--- start of EXTRACT ---

Comptes Rendus
Crystallization, pore relaxation and micro-cryosuction in cohesive porous materials
Comptes Rendus. Mécanique, Volume 333 (2005) no. 6, pp. 507-512.

A poro-elastic analysis is undertaken to account for the pressure time history of water-infiltrated pores within a material subjected to freezing. The thermodynamic-mechanical equilibrium of undercooled water and ice crystal, and Poiseuille-like flow through the connection channels, combine to reveal three successive mechanisms: in-pore crystallization, in-pore partial melting and a micro-cryosuction process, driving liquid water from the yet unfrozen pores to the frozen sites. The model turns out to be apt to predict the macroscopic relaxation process observed at the onset of crystallization as reported in the literature for cement-based materials.

--- end of EXTRACT ---
--- start of RECORDED INFORMATION ---

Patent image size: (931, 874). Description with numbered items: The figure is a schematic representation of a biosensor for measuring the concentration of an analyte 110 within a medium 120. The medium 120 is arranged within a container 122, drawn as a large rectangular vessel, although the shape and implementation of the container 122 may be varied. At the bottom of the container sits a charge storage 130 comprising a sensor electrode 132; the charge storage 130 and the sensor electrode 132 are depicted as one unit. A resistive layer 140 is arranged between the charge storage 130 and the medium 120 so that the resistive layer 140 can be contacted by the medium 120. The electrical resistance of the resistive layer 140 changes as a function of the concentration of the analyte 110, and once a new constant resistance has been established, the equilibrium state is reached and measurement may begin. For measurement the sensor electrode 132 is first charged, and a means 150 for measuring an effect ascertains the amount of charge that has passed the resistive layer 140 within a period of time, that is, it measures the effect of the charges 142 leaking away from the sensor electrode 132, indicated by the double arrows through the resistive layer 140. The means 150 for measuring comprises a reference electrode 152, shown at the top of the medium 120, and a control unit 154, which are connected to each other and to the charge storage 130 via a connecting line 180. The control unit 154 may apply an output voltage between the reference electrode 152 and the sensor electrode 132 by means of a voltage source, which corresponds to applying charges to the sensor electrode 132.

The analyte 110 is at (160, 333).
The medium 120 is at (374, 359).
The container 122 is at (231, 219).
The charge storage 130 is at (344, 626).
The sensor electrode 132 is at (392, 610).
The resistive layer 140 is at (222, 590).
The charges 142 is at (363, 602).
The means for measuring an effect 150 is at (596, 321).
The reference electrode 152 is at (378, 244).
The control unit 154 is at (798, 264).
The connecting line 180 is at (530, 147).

--- end of RECORDED INFORMATION ---

» WHAT YOU HAVE TO DO
Rewrite the part of the abstract on freezing in porous materials that opens with the words "A poro-elastic analysis" and closes with "for cement-based materials.", replacing "undercooled water" with "supercooled water".

» RESPONSE
A poro-elastic analysis is undertaken to account for the pressure time history of water-infiltrated pores within a material subjected to freezing. The thermodynamic-mechanical equilibrium of supercooled water and ice crystal, and Poiseuille-like flow through the connection channels, combine to reveal three successive mechanisms: in-pore crystallization, in-pore partial melting and a micro-cryosuction process, driving liquid water from the yet unfrozen pores to the frozen sites. The model turns out to be apt to predict the macroscopic relaxation process observed at the onset of crystallization as reported in the literature for cement-based materials.